[Data entries]
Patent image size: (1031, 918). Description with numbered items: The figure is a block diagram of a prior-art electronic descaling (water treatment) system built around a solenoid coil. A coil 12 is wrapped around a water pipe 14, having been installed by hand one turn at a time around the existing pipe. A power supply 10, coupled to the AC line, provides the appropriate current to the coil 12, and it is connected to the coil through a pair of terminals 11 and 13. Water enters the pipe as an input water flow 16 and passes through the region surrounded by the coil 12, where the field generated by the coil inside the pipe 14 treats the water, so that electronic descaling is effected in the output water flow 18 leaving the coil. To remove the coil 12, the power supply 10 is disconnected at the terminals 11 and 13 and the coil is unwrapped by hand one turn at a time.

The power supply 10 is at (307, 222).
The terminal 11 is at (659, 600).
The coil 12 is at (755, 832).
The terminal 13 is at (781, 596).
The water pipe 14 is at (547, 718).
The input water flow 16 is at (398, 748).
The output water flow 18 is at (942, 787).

■ Task to carry out
Copy the rows verbatim, beginning with the first row and ending after the row containing "The input water flow 16 is at (398, 748).".

■ Expected answer
Patent image size: (1031, 918). Description with numbered items: The figure is a block diagram of a prior-art electronic descaling (water treatment) system built around a solenoid coil. A coil 12 is wrapped around a water pipe 14, having been installed by hand one turn at a time around the existing pipe. A power supply 10, coupled to the AC line, provides the appropriate current to the coil 12, and it is connected to the coil through a pair of terminals 11 and 13. Water enters the pipe as an input water flow 16 and passes through the region surrounded by the coil 12, where the field generated by the coil inside the pipe 14 treats the water, so that electronic descaling is effected in the output water flow 18 leaving the coil. To remove the coil 12, the power supply 10 is disconnected at the terminals 11 and 13 and the coil is unwrapped by hand one turn at a time.

The power supply 10 is at (307, 222).
The terminal 11 is at (659, 600).
The coil 12 is at (755, 832).
The terminal 13 is at (781, 596).
The water pipe 14 is at (547, 718).
The input water flow 16 is at (398, 748).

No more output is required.